WHAT IS NEEDED
Where a line holds "entered", copy it.

━━ RECORD EXTRACTS ━━

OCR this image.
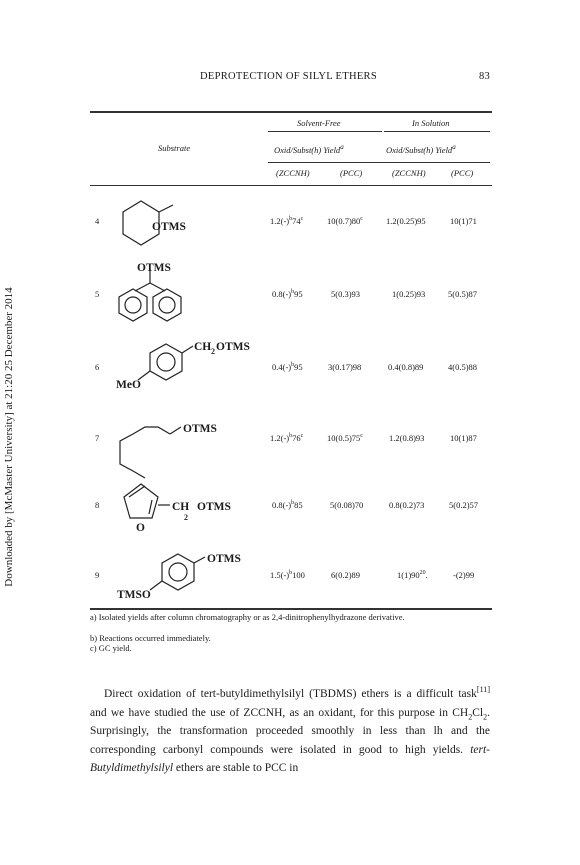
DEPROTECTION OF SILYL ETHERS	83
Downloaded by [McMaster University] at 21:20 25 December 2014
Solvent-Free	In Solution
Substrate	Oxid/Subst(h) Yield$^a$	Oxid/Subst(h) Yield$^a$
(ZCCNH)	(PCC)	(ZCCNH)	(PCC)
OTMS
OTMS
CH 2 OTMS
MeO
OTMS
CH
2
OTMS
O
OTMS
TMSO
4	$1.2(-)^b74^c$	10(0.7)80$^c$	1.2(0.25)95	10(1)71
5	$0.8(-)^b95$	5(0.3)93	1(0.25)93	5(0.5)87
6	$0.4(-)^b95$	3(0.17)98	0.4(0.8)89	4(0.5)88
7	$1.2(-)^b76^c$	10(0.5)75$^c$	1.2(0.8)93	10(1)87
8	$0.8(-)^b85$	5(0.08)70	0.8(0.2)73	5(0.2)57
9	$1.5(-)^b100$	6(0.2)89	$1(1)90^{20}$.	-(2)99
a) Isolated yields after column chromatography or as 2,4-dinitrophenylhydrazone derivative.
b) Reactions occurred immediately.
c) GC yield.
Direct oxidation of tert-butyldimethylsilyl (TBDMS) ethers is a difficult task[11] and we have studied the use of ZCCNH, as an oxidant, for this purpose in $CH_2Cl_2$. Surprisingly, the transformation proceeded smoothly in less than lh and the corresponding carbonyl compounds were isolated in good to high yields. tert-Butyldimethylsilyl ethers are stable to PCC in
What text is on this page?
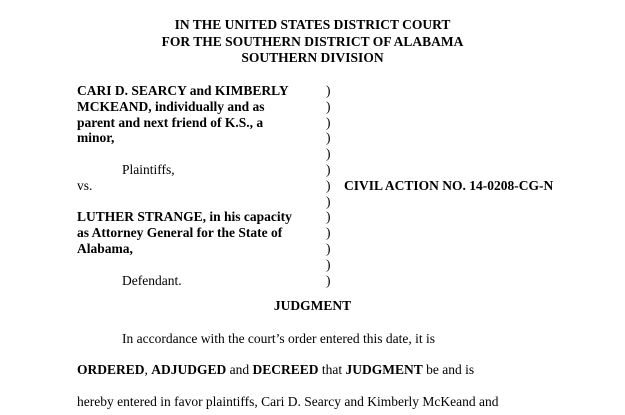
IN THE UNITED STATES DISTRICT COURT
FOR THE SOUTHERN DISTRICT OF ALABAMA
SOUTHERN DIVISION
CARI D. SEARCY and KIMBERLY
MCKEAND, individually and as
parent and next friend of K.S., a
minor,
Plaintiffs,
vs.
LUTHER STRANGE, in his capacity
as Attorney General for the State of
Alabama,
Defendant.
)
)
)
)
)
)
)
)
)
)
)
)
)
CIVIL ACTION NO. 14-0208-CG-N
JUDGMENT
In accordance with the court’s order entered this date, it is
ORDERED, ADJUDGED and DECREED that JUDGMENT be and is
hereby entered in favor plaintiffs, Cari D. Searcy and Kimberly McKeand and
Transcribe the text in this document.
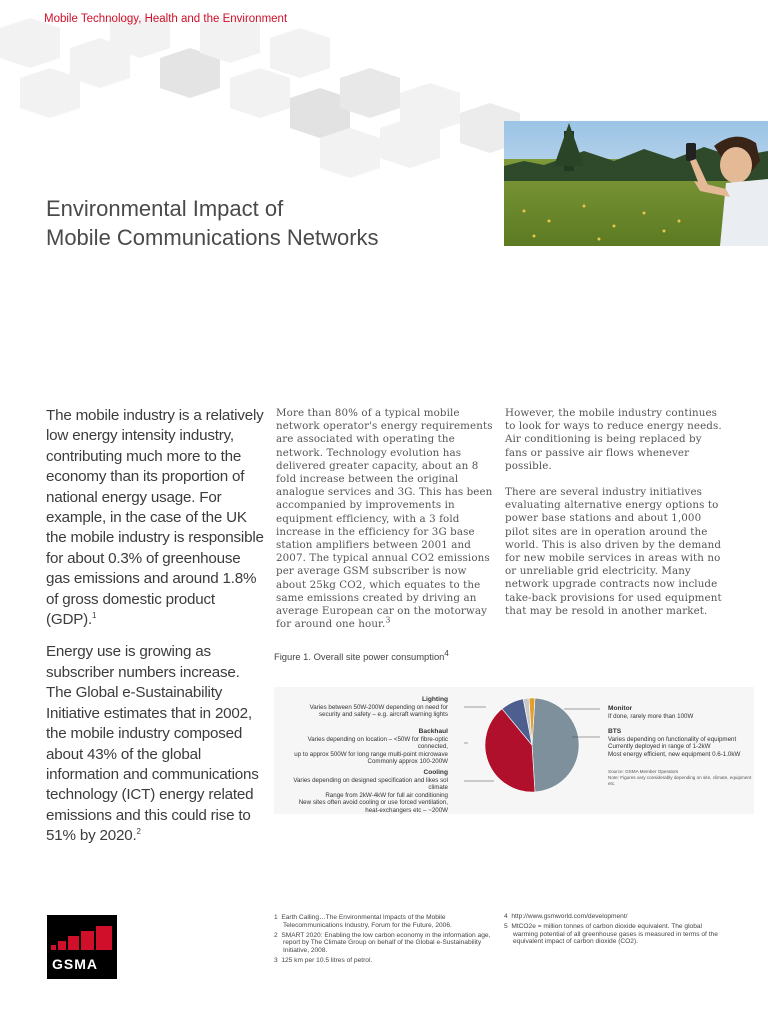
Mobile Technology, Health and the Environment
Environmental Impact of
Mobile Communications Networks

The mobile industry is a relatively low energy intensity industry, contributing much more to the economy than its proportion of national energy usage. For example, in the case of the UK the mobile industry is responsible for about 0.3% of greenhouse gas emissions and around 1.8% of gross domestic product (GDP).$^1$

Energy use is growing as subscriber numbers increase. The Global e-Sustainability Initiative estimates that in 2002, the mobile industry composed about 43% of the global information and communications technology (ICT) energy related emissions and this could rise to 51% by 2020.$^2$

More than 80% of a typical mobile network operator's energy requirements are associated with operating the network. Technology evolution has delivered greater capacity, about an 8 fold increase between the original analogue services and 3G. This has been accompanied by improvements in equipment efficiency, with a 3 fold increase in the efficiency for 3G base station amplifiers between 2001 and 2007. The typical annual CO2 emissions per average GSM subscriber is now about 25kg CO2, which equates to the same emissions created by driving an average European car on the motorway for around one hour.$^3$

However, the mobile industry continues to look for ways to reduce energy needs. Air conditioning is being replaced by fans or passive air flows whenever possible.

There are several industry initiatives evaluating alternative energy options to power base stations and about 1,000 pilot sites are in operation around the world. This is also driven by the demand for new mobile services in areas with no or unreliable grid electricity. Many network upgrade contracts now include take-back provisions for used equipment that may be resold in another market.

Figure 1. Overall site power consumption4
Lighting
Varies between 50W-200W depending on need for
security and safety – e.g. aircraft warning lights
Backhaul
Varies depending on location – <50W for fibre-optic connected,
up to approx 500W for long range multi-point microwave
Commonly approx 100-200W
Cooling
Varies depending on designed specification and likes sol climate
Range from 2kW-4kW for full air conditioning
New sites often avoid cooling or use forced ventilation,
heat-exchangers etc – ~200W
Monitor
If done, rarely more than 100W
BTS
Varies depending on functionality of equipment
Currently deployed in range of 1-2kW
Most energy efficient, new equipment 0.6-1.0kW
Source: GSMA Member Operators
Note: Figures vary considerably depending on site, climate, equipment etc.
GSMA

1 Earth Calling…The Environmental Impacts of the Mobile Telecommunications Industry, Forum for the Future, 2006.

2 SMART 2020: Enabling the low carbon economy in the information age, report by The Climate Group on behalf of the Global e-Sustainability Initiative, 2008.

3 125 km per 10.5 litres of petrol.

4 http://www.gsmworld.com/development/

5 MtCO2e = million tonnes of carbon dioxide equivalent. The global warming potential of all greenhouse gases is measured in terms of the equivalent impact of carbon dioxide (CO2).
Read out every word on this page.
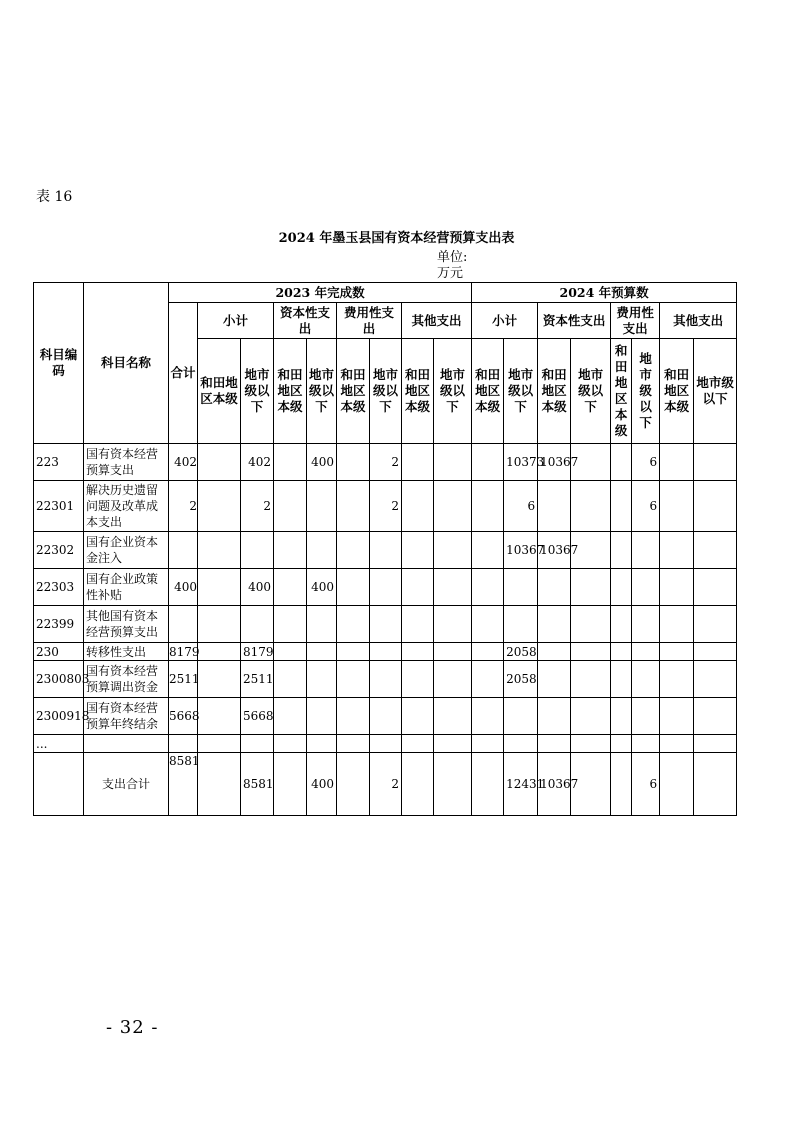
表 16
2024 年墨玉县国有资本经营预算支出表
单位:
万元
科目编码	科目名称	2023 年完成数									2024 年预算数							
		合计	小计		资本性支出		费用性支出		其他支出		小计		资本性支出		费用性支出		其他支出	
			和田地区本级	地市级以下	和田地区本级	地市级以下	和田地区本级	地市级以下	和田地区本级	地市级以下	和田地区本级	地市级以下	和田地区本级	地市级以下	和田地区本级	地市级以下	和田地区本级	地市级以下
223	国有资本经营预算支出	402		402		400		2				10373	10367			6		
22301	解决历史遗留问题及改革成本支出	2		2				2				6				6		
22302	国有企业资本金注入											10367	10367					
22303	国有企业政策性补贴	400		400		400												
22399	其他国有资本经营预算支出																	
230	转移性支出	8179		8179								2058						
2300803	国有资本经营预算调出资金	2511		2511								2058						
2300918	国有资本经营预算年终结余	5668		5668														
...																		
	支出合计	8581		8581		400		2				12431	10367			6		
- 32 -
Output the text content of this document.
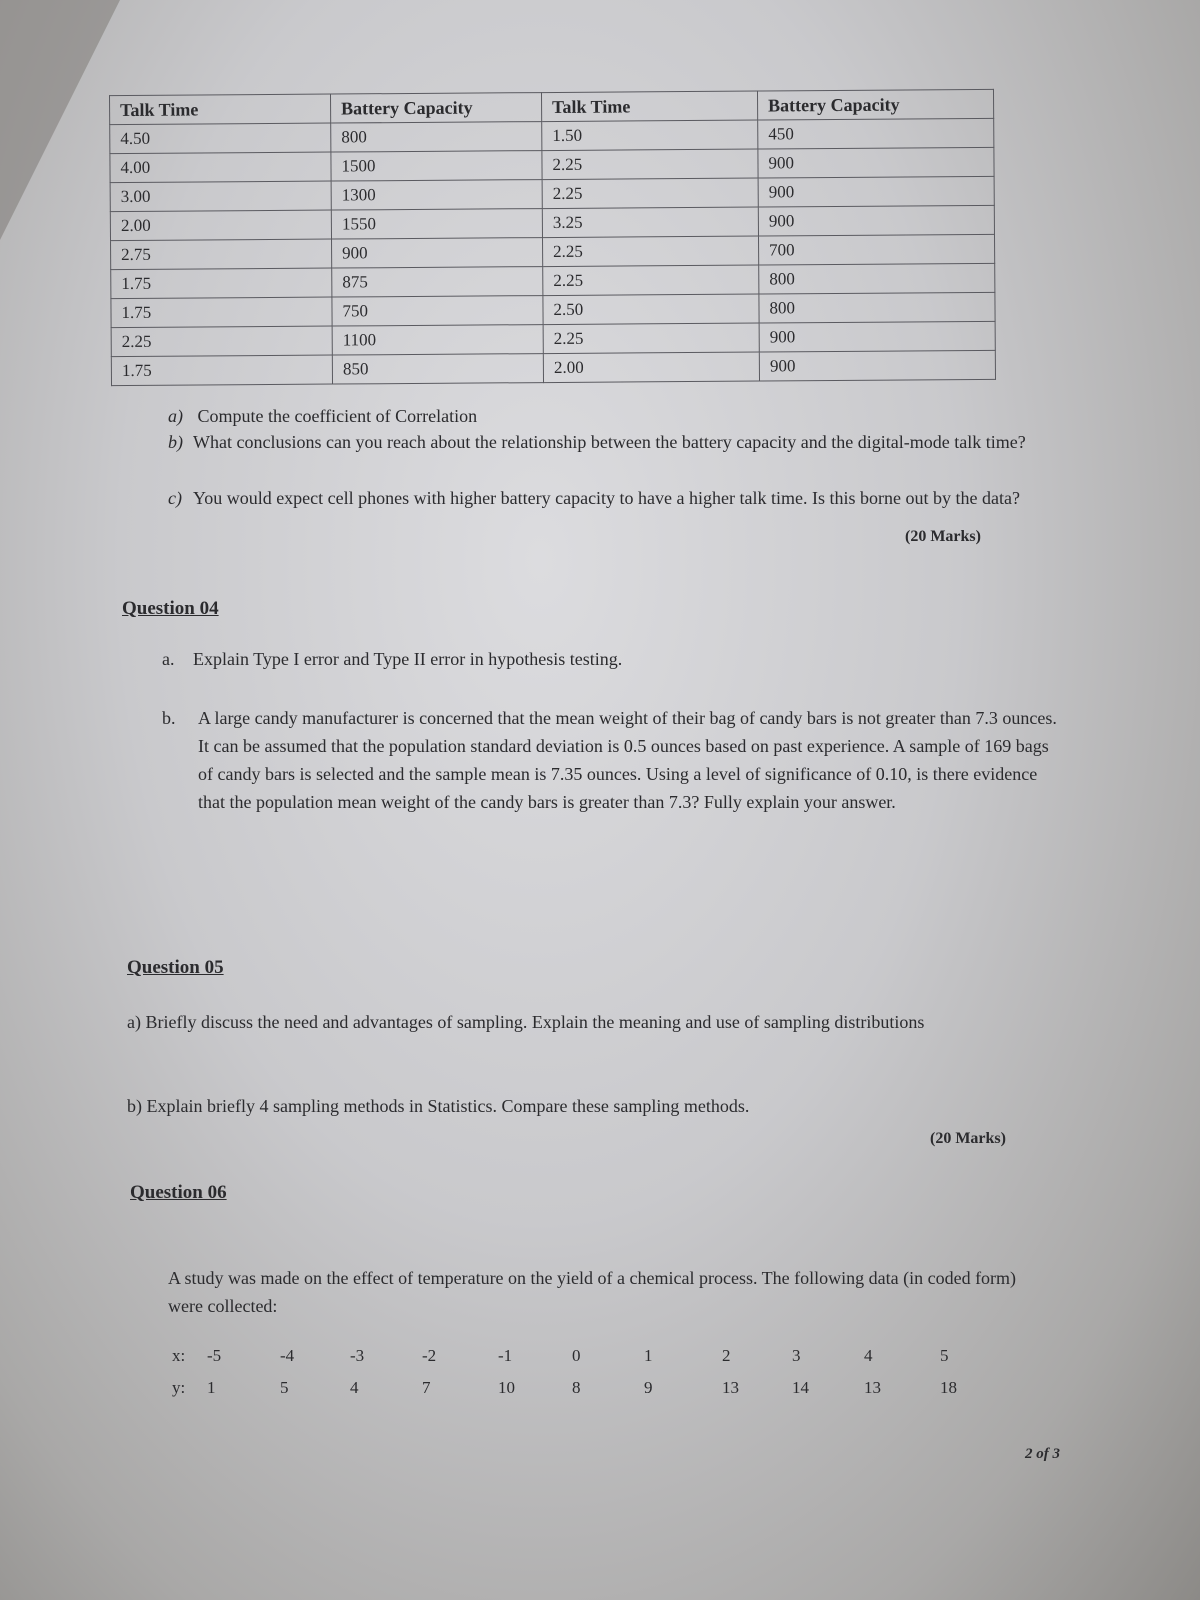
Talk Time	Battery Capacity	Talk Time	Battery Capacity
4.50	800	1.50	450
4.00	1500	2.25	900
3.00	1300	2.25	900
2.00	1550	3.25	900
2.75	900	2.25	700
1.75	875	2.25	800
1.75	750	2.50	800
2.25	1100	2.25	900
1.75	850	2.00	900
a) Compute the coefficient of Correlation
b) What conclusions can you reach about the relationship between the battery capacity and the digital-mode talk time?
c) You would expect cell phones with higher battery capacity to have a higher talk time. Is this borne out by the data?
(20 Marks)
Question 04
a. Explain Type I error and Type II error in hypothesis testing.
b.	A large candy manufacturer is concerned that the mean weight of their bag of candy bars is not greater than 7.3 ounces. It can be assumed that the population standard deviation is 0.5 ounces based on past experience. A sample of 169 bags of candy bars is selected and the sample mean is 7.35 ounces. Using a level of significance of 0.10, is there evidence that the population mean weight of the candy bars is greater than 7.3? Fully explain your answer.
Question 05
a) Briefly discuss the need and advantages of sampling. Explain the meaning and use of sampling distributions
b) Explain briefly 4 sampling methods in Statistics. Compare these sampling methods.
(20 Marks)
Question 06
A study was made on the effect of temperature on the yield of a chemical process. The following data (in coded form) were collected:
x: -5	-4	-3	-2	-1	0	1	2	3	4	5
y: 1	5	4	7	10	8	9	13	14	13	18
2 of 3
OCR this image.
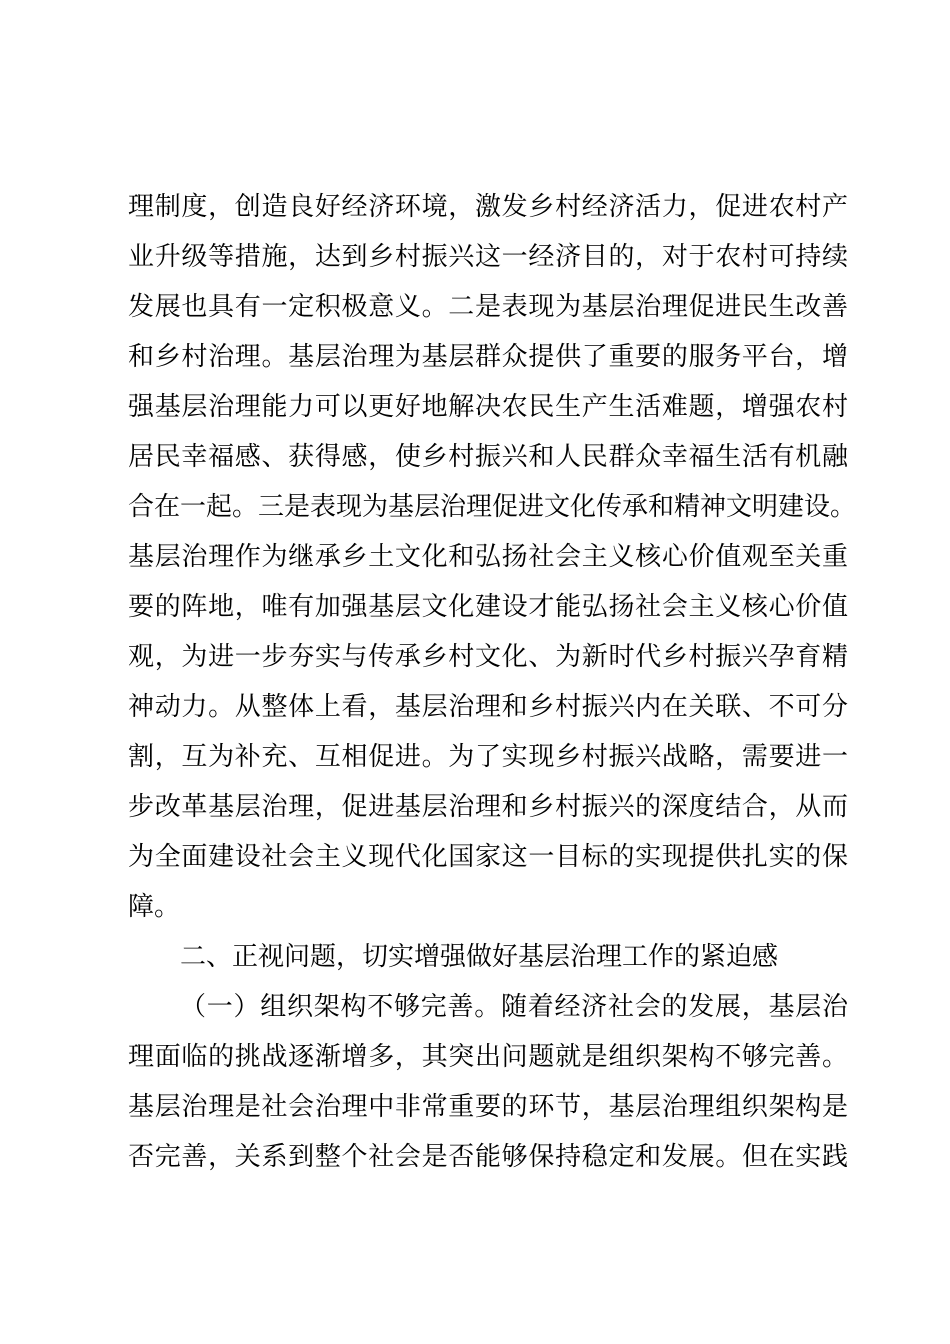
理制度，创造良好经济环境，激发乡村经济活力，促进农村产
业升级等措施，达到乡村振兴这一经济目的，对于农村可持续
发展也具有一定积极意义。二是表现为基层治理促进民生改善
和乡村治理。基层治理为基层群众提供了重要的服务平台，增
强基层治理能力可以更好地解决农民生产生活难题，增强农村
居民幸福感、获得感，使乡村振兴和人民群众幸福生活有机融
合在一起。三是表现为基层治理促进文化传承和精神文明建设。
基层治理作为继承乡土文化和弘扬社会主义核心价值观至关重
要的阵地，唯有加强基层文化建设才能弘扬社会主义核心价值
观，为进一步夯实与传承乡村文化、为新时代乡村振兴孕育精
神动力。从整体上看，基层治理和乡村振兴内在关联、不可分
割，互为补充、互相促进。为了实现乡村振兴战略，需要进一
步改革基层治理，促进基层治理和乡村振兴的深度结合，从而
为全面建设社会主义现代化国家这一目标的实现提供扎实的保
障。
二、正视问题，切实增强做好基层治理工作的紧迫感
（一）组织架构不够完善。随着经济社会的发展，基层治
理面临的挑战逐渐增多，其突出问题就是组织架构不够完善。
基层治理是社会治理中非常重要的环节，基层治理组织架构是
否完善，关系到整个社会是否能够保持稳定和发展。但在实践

━━━

SOLUTION TO THE PROBLEM
In accordance with the court’s order entered this date, it is
hereby entered in favor plaintiffs, Cari D. Searcy and Kimberly McKeand and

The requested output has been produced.